> _WORK TASK 1_
Reproduce the passage of the article about Antonio Carluccio that begins at the words "A statement from his agent" and stops after "launched his career.".
> _WORK TASK 2_
Do these statements agree with the article about Antonio Carluccio? Answer yes or no for each, quoting the deciding words. (a) Carluccio opened his first restaurant in London in 1981. (b) The Carluccio's chain has three restaurants in Dublin. (c) Carluccio wrote 22 books.

##### TEXT PROVIDED

Referred to by many as the Godfather of cooking, Italian chef Antonio Carluccio has died, aged 80.
A statement from his agent on Twitter read: "It is with great sadness that we announce that Commendatore Antonio Carluccio OBE sadly passed away this morning."
The chef opened his first restaurant in 1981 in London's Convent Garden and celebrity guests included Elton John and Prince Charles. The Neal Street Restaurant also employed a young Jamie Oliver and it was here that he developed his craft and launched his career.
Carluccio began a restaurant chain in 1999, which now includes over 90 restaurants including two in Dublin, one on Dawson Street and another in Glasthule.
A statement from his restaurants stated: "We are incredibly saddened by the news that Antonio Carluccio, our founder, passed away on Wednesday.
"Antonio built Carluccio’s from one restaurant to the fantastic brand it is today.
"It isn’t just Antonio’s name above our doors, but his heart and soul lives and breathes throughout our restaurants.
"Antonio was an OBE, OMRI and a much loved and respected Italian cookery writer, cook, restaurateur, food expert and TV personality.
"He was regarded as the Godfather of Italian cooking. Antonio has been a huge inspiration to many of us and his energy, zest for life and sense of humour will be greatly missed."
Cookbooks & TV
The chef wrote 22 books and was also well known for his TV appearances on shows such as Antonio Carluccio’s Italian Feast,Saturday Morning Kitchen and the BBC's The Two Greedy Italians where he appeared with fellow chef, Gennaro Contaldo.

##########
##### RECORDED INFORMATION

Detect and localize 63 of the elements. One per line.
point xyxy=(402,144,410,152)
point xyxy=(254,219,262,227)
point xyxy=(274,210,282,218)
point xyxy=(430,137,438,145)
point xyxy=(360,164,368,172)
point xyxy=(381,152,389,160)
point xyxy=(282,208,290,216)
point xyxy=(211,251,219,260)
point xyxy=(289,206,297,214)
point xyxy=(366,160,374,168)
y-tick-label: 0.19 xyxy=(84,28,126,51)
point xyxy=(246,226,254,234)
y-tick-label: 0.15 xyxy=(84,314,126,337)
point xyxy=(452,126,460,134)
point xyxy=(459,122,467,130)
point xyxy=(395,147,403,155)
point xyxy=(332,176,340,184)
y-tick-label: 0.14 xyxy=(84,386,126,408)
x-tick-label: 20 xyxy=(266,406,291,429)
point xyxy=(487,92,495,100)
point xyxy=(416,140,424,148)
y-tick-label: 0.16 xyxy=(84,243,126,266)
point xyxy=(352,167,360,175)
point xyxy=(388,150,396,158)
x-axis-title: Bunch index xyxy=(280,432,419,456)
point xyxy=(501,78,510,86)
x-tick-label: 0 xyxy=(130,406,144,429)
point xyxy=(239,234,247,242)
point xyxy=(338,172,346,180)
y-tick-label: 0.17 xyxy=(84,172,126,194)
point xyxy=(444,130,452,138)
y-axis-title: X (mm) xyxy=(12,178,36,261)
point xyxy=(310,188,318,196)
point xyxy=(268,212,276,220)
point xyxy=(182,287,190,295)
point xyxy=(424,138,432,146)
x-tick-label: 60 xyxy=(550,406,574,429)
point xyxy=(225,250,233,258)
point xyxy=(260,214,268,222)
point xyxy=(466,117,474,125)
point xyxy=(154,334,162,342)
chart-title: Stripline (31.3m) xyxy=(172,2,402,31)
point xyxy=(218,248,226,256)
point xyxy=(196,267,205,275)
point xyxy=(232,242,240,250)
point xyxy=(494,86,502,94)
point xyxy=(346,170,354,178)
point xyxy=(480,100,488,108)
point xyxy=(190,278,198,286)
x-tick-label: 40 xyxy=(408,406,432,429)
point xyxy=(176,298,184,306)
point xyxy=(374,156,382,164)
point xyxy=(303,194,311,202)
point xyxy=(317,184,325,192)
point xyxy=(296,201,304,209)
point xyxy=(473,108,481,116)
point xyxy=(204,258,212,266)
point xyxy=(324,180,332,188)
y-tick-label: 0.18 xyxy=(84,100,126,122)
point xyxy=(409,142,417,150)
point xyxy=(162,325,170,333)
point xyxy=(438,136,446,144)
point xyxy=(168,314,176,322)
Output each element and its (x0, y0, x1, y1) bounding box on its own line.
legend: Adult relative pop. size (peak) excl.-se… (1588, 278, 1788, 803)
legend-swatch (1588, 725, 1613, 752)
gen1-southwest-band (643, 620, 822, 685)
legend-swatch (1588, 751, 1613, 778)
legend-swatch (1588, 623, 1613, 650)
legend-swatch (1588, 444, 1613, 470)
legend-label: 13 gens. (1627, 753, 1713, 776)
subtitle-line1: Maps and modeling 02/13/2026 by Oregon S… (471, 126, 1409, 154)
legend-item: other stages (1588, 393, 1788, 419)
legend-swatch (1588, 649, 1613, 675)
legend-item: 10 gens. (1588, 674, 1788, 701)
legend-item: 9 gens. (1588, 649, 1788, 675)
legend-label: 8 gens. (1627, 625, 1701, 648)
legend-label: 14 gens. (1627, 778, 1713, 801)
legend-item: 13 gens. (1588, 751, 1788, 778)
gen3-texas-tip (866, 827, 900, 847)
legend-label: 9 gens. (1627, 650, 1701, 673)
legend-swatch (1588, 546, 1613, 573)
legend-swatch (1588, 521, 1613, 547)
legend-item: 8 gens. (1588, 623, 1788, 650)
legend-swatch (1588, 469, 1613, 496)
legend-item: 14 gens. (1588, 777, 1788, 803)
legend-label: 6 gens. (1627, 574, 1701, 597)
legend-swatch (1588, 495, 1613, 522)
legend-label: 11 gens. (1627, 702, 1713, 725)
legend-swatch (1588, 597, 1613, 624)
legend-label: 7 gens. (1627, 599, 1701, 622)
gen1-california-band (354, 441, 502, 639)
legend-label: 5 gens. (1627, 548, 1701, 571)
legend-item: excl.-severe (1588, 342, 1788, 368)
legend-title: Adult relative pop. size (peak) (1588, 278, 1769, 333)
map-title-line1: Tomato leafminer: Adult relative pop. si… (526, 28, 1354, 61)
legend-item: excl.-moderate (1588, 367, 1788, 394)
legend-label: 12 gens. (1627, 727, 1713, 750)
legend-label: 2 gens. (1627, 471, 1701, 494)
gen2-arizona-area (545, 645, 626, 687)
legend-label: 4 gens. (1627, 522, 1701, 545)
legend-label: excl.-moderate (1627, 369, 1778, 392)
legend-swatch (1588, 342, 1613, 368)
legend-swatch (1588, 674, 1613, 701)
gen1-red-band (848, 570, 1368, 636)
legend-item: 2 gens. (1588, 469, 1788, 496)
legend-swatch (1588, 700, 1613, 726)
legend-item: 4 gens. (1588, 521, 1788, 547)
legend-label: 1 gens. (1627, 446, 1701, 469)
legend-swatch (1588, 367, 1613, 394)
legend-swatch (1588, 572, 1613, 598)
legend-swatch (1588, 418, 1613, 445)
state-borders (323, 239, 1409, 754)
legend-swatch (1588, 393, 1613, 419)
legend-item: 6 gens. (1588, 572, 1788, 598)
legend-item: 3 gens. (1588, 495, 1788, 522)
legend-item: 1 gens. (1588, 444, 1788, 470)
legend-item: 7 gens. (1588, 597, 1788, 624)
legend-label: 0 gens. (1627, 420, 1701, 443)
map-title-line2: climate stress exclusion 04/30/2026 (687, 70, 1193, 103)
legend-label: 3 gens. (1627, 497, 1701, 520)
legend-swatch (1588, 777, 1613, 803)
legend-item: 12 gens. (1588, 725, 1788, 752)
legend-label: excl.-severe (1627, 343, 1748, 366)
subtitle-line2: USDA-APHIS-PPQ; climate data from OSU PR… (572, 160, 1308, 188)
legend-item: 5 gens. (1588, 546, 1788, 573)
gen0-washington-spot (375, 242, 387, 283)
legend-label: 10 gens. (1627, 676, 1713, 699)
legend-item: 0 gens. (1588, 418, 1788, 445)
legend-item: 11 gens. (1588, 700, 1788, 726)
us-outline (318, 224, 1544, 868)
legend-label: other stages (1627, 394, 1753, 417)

##########

> _OUTPUT 1_
A statement from his agent on Twitter read: "It is with great sadness that we announce that Commendatore Antonio Carluccio OBE sadly passed away this morning."
The chef opened his first restaurant in 1981 in London's Convent Garden and celebrity guests included Elton John and Prince Charles. The Neal Street Restaurant also employed a young Jamie Oliver and it was here that he developed his craft and launched his career.

> _OUTPUT 2_
(a) Yes: "The chef opened his first restaurant in 1981 in London's Convent Garden"
(b) No: "including two in Dublin, one on Dawson Street and another in Glasthule"
(c) Yes: "The chef wrote 22 books"